■ Set task ■
Repeat each line exactly, leaving nothing out.

(Recorded data)
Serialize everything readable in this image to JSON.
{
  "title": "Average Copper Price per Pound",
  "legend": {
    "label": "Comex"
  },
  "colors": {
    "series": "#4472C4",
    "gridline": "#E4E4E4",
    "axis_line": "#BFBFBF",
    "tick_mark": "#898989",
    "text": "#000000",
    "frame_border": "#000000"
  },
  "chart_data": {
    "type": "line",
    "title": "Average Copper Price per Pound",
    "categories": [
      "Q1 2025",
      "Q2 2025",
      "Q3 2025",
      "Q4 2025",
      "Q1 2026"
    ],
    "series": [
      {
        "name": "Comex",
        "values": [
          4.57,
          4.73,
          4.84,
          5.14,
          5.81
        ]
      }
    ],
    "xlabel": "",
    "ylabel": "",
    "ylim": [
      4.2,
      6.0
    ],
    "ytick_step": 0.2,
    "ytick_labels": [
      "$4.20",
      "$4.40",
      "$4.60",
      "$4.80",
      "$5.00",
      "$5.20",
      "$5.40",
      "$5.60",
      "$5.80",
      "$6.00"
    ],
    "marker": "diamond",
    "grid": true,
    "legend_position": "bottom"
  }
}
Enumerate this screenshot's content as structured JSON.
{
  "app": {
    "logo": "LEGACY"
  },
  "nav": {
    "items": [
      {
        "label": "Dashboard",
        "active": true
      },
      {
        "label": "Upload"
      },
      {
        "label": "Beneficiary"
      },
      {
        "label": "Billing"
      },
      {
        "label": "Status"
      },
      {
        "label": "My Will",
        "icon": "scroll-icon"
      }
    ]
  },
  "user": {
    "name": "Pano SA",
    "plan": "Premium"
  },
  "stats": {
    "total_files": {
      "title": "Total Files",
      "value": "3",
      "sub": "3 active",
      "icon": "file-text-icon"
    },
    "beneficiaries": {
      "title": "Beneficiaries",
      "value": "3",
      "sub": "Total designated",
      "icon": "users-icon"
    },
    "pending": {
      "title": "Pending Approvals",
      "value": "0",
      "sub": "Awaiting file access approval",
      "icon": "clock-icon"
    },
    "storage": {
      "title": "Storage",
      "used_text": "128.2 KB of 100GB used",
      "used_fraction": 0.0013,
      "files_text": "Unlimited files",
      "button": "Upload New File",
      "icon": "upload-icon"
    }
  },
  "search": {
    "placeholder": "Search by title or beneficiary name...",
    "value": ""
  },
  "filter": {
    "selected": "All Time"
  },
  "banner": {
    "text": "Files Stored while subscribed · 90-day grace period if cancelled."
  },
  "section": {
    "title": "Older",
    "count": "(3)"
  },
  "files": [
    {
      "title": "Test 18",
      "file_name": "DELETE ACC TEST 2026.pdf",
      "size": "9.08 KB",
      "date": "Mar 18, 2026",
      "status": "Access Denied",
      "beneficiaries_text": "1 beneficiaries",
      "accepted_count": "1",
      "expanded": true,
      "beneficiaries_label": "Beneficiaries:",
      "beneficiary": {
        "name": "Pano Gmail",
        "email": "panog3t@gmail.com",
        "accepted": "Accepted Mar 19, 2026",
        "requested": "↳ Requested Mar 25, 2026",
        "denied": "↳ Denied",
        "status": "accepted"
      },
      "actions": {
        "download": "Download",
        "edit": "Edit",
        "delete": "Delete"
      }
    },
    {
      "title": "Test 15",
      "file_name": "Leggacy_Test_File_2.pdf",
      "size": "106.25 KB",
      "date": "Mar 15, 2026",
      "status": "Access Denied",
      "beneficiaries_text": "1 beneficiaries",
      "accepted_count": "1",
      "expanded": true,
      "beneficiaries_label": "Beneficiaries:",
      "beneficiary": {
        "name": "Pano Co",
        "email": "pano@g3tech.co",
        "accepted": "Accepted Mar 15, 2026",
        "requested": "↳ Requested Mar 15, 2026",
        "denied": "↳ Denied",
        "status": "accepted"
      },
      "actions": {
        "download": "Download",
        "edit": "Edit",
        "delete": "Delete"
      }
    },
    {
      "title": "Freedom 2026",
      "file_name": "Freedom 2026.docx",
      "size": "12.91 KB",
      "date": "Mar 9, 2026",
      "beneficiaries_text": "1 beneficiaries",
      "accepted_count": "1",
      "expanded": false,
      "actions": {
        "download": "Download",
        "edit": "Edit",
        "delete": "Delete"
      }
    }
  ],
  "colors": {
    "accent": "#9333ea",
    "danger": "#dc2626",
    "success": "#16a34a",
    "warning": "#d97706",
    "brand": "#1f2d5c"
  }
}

■ Correct result ■
Serialize everything readable in this image to JSON.
{
  "title": "Average Copper Price per Pound",
  "legend": {
    "label": "Comex"
  },
  "colors": {
    "series": "#4472C4",
    "gridline": "#E4E4E4",
    "axis_line": "#BFBFBF",
    "tick_mark": "#898989",
    "text": "#000000",
    "frame_border": "#000000"
  },
  "chart_data": {
    "type": "line",
    "title": "Average Copper Price per Pound",
    "categories": [
      "Q1 2025",
      "Q2 2025",
      "Q3 2025",
      "Q4 2025",
      "Q1 2026"
    ],
    "series": [
      {
        "name": "Comex",
        "values": [
          4.57,
          4.73,
          4.84,
          5.14,
          5.81
        ]
      }
    ],
    "xlabel": "",
    "ylabel": "",
    "ylim": [
      4.2,
      6.0
    ],
    "ytick_step": 0.2,
    "ytick_labels": [
      "$4.20",
      "$4.40",
      "$4.60",
      "$4.80",
      "$5.00",
      "$5.20",
      "$5.40",
      "$5.60",
      "$5.80",
      "$6.00"
    ],
    "marker": "diamond",
    "grid": true,
    "legend_position": "bottom"
  }
}
Enumerate this screenshot's content as structured JSON.
{
  "app": {
    "logo": "LEGACY"
  },
  "nav": {
    "items": [
      {
        "label": "Dashboard",
        "active": true
      },
      {
        "label": "Upload"
      },
      {
        "label": "Beneficiary"
      },
      {
        "label": "Billing"
      },
      {
        "label": "Status"
      },
      {
        "label": "My Will",
        "icon": "scroll-icon"
      }
    ]
  },
  "user": {
    "name": "Pano SA",
    "plan": "Premium"
  },
  "stats": {
    "total_files": {
      "title": "Total Files",
      "value": "3",
      "sub": "3 active",
      "icon": "file-text-icon"
    },
    "beneficiaries": {
      "title": "Beneficiaries",
      "value": "3",
      "sub": "Total designated",
      "icon": "users-icon"
    },
    "pending": {
      "title": "Pending Approvals",
      "value": "0",
      "sub": "Awaiting file access approval",
      "icon": "clock-icon"
    },
    "storage": {
      "title": "Storage",
      "used_text": "128.2 KB of 100GB used",
      "used_fraction": 0.0013,
      "files_text": "Unlimited files",
      "button": "Upload New File",
      "icon": "upload-icon"
    }
  },
  "search": {
    "placeholder": "Search by title or beneficiary name...",
    "value": ""
  },
  "filter": {
    "selected": "All Time"
  },
  "banner": {
    "text": "Files Stored while subscribed · 90-day grace period if cancelled."
  },
  "section": {
    "title": "Older",
    "count": "(3)"
  },
  "files": [
    {
      "title": "Test 18",
      "file_name": "DELETE ACC TEST 2026.pdf",
      "size": "9.08 KB",
      "date": "Mar 18, 2026",
      "status": "Access Denied",
      "beneficiaries_text": "1 beneficiaries",
      "accepted_count": "1",
      "expanded": true,
      "beneficiaries_label": "Beneficiaries:",
      "beneficiary": {
        "name": "Pano Gmail",
        "email": "panog3t@gmail.com",
        "accepted": "Accepted Mar 19, 2026",
        "requested": "↳ Requested Mar 25, 2026",
        "denied": "↳ Denied",
        "status": "accepted"
      },
      "actions": {
        "download": "Download",
        "edit": "Edit",
        "delete": "Delete"
      }
    },
    {
      "title": "Test 15",
      "file_name": "Leggacy_Test_File_2.pdf",
      "size": "106.25 KB",
      "date": "Mar 15, 2026",
      "status": "Access Denied",
      "beneficiaries_text": "1 beneficiaries",
      "accepted_count": "1",
      "expanded": true,
      "beneficiaries_label": "Beneficiaries:",
      "beneficiary": {
        "name": "Pano Co",
        "email": "pano@g3tech.co",
        "accepted": "Accepted Mar 15, 2026",
        "requested": "↳ Requested Mar 15, 2026",
        "denied": "↳ Denied",
        "status": "accepted"
      },
      "actions": {
        "download": "Download",
        "edit": "Edit",
        "delete": "Delete"
      }
    },
    {
      "title": "Freedom 2026",
      "file_name": "Freedom 2026.docx",
      "size": "12.91 KB",
      "date": "Mar 9, 2026",
      "beneficiaries_text": "1 beneficiaries",
      "accepted_count": "1",
      "expanded": false,
      "actions": {
        "download": "Download",
        "edit": "Edit",
        "delete": "Delete"
      }
    }
  ],
  "colors": {
    "accent": "#9333ea",
    "danger": "#dc2626",
    "success": "#16a34a",
    "warning": "#d97706",
    "brand": "#1f2d5c"
  }
}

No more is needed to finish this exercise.